== Document segment

[Linaro-mm-sig] noveau vs arm dma ops

daniel.vetter@xxxxxxxx (Daniel Vetter) · Thu, 26 Apr 2018 11:39:09 +0200

On Thu, Apr 26, 2018 at 11:24 AM, Christoph Hellwig <hch at infradead.org> wrote:
> On Thu, Apr 26, 2018 at 11:20:44AM +0200, Daniel Vetter wrote:
>> The above is already what we're implementing in i915, at least
>> conceptually (it all boils down to clflush instructions because those
>> both invalidate and flush).
>
> The clwb instruction that just writes back dirty cache lines might
> be very interesting for the x86 non-coherent dma case.  A lot of
> architectures use their equivalent to prepare to to device transfers.

Iirc didn't help for i915 use-cases much. Either data gets streamed
between cpu and gpu, and then keeping the clean cacheline around
doesn't buy you anything. In other cases we need to flush because the
gpu really wants to use non-snooped transactions (faster/lower
latency/less power required for display because you can shut down the
caches), and then there's also no benefit with keeping the cacheline
around (no one will ever need it again).

I think clwb is more for persistent memory and stuff like that, not so
much for gpus.
-Daniel
-- 
Daniel Vetter
Software Engineer, Intel Corporation
+41 (0) 79 365 57 48 - http://blog.ffwll.ch

====

- Task A
Rewrite the paragraph of the message that begins "Iirc didn't help for i915 use-cases much" as a shorter paragraph that keeps its main facts.
- Task B
Write out the part of the message from "daniel.vetter@xxxxxxxx (Daniel Vetter)" up to and including "to device transfers.", word for word.

== Material provided

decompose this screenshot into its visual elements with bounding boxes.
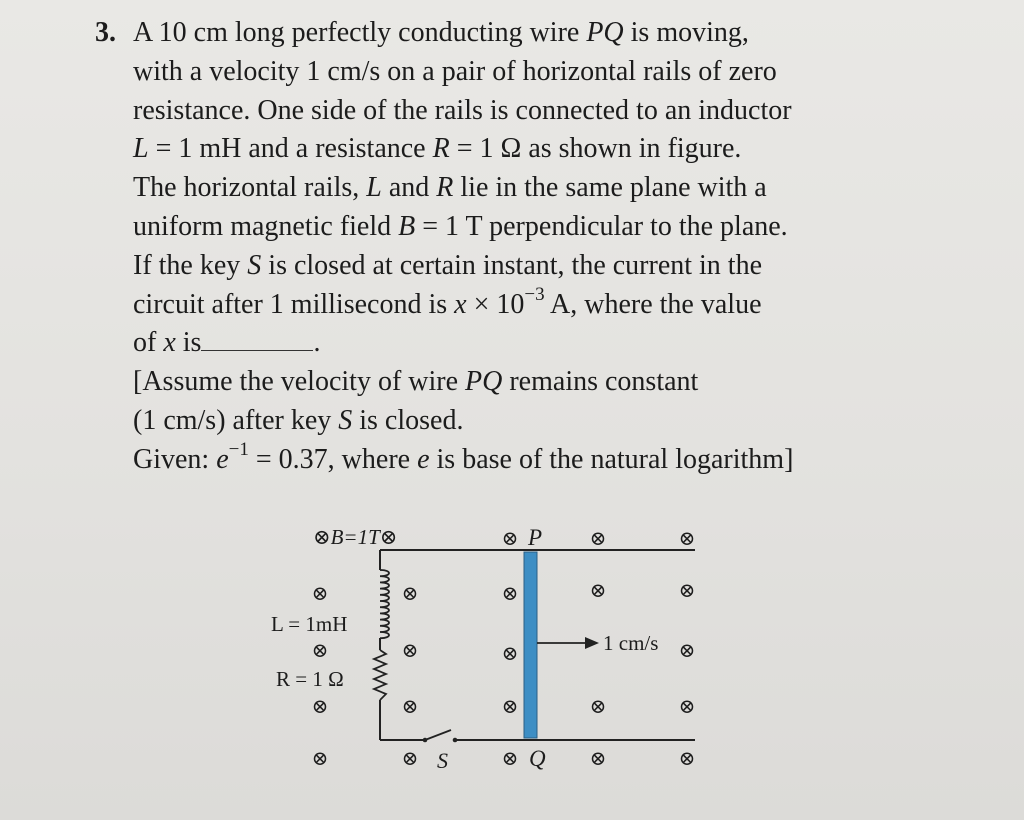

====

- Correct response A
As far as the writer recalls, clwb did little for i915 use cases. When data is streamed between CPU and GPU, keeping the clean cache line brings no gain. In other cases the cache must be flushed because the GPU wants non-snooped transactions, which are faster, lower in latency, and need less power for display since the caches can be shut down; there too the cache line is never needed again, so keeping it brings no benefit.

- Correct response B
daniel.vetter@xxxxxxxx (Daniel Vetter) · Thu, 26 Apr 2018 11:39:09 +0200

On Thu, Apr 26, 2018 at 11:24 AM, Christoph Hellwig <hch at infradead.org> wrote:
> On Thu, Apr 26, 2018 at 11:20:44AM +0200, Daniel Vetter wrote:
>> The above is already what we're implementing in i915, at least
>> conceptually (it all boils down to clflush instructions because those
>> both invalidate and flush).
>
> The clwb instruction that just writes back dirty cache lines might
> be very interesting for the x86 non-coherent dma case.  A lot of
> architectures use their equivalent to prepare to to device transfers.